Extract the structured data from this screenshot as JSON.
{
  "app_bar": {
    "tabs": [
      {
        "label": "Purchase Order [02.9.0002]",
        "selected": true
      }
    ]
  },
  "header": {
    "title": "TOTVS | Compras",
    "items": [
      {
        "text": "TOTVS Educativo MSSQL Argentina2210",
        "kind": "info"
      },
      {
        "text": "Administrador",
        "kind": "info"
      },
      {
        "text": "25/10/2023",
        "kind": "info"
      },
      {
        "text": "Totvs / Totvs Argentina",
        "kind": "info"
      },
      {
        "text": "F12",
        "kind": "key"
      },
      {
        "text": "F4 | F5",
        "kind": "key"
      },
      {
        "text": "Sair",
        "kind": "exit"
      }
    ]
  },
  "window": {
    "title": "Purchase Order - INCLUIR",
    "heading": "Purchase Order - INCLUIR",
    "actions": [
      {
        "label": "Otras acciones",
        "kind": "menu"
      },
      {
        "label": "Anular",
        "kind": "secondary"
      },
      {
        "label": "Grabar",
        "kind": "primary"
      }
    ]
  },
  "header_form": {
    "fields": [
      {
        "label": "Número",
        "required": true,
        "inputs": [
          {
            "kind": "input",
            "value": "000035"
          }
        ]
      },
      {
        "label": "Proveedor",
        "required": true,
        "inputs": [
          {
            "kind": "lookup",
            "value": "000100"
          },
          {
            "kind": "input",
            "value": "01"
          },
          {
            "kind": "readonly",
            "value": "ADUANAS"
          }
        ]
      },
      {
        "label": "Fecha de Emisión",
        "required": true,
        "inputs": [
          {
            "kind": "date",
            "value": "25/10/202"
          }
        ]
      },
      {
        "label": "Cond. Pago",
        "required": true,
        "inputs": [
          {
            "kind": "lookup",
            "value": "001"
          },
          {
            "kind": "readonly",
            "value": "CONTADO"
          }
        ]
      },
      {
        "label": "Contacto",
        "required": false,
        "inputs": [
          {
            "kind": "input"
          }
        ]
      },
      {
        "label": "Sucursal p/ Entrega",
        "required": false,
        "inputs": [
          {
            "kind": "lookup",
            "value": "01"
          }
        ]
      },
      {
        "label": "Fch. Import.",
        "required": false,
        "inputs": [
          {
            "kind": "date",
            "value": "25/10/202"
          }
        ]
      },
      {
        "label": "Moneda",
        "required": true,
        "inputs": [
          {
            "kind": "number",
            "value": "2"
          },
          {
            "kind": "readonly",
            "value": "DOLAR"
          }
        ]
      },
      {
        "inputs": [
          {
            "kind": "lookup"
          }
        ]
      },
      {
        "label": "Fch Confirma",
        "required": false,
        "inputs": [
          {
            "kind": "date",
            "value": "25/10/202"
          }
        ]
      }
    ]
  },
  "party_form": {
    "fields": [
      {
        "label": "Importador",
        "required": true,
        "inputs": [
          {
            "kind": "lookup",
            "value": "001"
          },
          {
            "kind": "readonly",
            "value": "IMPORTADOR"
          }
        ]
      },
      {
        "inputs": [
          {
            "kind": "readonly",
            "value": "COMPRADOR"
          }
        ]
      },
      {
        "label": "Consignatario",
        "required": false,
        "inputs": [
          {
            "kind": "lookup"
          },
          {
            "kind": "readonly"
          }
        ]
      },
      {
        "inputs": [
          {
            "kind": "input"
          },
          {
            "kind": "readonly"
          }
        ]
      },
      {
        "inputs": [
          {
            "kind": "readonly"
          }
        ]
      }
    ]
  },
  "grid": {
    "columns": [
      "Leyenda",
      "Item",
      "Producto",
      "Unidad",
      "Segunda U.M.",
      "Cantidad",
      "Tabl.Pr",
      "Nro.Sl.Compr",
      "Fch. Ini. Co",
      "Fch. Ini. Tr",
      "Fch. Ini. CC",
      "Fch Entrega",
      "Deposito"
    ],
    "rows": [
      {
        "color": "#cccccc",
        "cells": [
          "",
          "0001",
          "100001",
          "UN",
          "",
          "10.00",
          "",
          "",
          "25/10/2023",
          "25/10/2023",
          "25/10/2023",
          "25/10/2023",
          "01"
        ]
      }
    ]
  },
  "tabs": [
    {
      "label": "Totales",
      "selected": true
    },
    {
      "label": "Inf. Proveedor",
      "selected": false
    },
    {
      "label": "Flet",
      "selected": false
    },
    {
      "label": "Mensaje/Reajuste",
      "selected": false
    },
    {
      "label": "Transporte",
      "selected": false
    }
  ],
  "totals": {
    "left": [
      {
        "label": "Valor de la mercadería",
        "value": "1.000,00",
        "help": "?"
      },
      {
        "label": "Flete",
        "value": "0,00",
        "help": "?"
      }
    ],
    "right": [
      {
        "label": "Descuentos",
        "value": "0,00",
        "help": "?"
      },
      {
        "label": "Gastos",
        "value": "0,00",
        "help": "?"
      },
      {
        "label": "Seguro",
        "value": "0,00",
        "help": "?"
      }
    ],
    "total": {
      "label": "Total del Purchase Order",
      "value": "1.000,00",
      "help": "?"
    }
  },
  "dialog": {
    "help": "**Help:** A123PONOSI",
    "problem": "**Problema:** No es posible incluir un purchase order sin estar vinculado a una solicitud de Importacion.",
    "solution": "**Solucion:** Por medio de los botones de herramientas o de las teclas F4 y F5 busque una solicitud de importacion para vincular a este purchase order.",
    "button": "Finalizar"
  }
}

» **SHORT PROBLEM**:
Output the records exactly, including every line.

» **SOLUTION TO THIS EXERCISE**:
Extract the structured data from this screenshot as JSON.
{
  "app_bar": {
    "tabs": [
      {
        "label": "Purchase Order [02.9.0002]",
        "selected": true
      }
    ]
  },
  "header": {
    "title": "TOTVS | Compras",
    "items": [
      {
        "text": "TOTVS Educativo MSSQL Argentina2210",
        "kind": "info"
      },
      {
        "text": "Administrador",
        "kind": "info"
      },
      {
        "text": "25/10/2023",
        "kind": "info"
      },
      {
        "text": "Totvs / Totvs Argentina",
        "kind": "info"
      },
      {
        "text": "F12",
        "kind": "key"
      },
      {
        "text": "F4 | F5",
        "kind": "key"
      },
      {
        "text": "Sair",
        "kind": "exit"
      }
    ]
  },
  "window": {
    "title": "Purchase Order - INCLUIR",
    "heading": "Purchase Order - INCLUIR",
    "actions": [
      {
        "label": "Otras acciones",
        "kind": "menu"
      },
      {
        "label": "Anular",
        "kind": "secondary"
      },
      {
        "label": "Grabar",
        "kind": "primary"
      }
    ]
  },
  "header_form": {
    "fields": [
      {
        "label": "Número",
        "required": true,
        "inputs": [
          {
            "kind": "input",
            "value": "000035"
          }
        ]
      },
      {
        "label": "Proveedor",
        "required": true,
        "inputs": [
          {
            "kind": "lookup",
            "value": "000100"
          },
          {
            "kind": "input",
            "value": "01"
          },
          {
            "kind": "readonly",
            "value": "ADUANAS"
          }
        ]
      },
      {
        "label": "Fecha de Emisión",
        "required": true,
        "inputs": [
          {
            "kind": "date",
            "value": "25/10/202"
          }
        ]
      },
      {
        "label": "Cond. Pago",
        "required": true,
        "inputs": [
          {
            "kind": "lookup",
            "value": "001"
          },
          {
            "kind": "readonly",
            "value": "CONTADO"
          }
        ]
      },
      {
        "label": "Contacto",
        "required": false,
        "inputs": [
          {
            "kind": "input"
          }
        ]
      },
      {
        "label": "Sucursal p/ Entrega",
        "required": false,
        "inputs": [
          {
            "kind": "lookup",
            "value": "01"
          }
        ]
      },
      {
        "label": "Fch. Import.",
        "required": false,
        "inputs": [
          {
            "kind": "date",
            "value": "25/10/202"
          }
        ]
      },
      {
        "label": "Moneda",
        "required": true,
        "inputs": [
          {
            "kind": "number",
            "value": "2"
          },
          {
            "kind": "readonly",
            "value": "DOLAR"
          }
        ]
      },
      {
        "inputs": [
          {
            "kind": "lookup"
          }
        ]
      },
      {
        "label": "Fch Confirma",
        "required": false,
        "inputs": [
          {
            "kind": "date",
            "value": "25/10/202"
          }
        ]
      }
    ]
  },
  "party_form": {
    "fields": [
      {
        "label": "Importador",
        "required": true,
        "inputs": [
          {
            "kind": "lookup",
            "value": "001"
          },
          {
            "kind": "readonly",
            "value": "IMPORTADOR"
          }
        ]
      },
      {
        "inputs": [
          {
            "kind": "readonly",
            "value": "COMPRADOR"
          }
        ]
      },
      {
        "label": "Consignatario",
        "required": false,
        "inputs": [
          {
            "kind": "lookup"
          },
          {
            "kind": "readonly"
          }
        ]
      },
      {
        "inputs": [
          {
            "kind": "input"
          },
          {
            "kind": "readonly"
          }
        ]
      },
      {
        "inputs": [
          {
            "kind": "readonly"
          }
        ]
      }
    ]
  },
  "grid": {
    "columns": [
      "Leyenda",
      "Item",
      "Producto",
      "Unidad",
      "Segunda U.M.",
      "Cantidad",
      "Tabl.Pr",
      "Nro.Sl.Compr",
      "Fch. Ini. Co",
      "Fch. Ini. Tr",
      "Fch. Ini. CC",
      "Fch Entrega",
      "Deposito"
    ],
    "rows": [
      {
        "color": "#cccccc",
        "cells": [
          "",
          "0001",
          "100001",
          "UN",
          "",
          "10.00",
          "",
          "",
          "25/10/2023",
          "25/10/2023",
          "25/10/2023",
          "25/10/2023",
          "01"
        ]
      }
    ]
  },
  "tabs": [
    {
      "label": "Totales",
      "selected": true
    },
    {
      "label": "Inf. Proveedor",
      "selected": false
    },
    {
      "label": "Flet",
      "selected": false
    },
    {
      "label": "Mensaje/Reajuste",
      "selected": false
    },
    {
      "label": "Transporte",
      "selected": false
    }
  ],
  "totals": {
    "left": [
      {
        "label": "Valor de la mercadería",
        "value": "1.000,00",
        "help": "?"
      },
      {
        "label": "Flete",
        "value": "0,00",
        "help": "?"
      }
    ],
    "right": [
      {
        "label": "Descuentos",
        "value": "0,00",
        "help": "?"
      },
      {
        "label": "Gastos",
        "value": "0,00",
        "help": "?"
      },
      {
        "label": "Seguro",
        "value": "0,00",
        "help": "?"
      }
    ],
    "total": {
      "label": "Total del Purchase Order",
      "value": "1.000,00",
      "help": "?"
    }
  },
  "dialog": {
    "help": "**Help:** A123PONOSI",
    "problem": "**Problema:** No es posible incluir un purchase order sin estar vinculado a una solicitud de Importacion.",
    "solution": "**Solucion:** Por medio de los botones de herramientas o de las teclas F4 y F5 busque una solicitud de importacion para vincular a este purchase order.",
    "button": "Finalizar"
  }
}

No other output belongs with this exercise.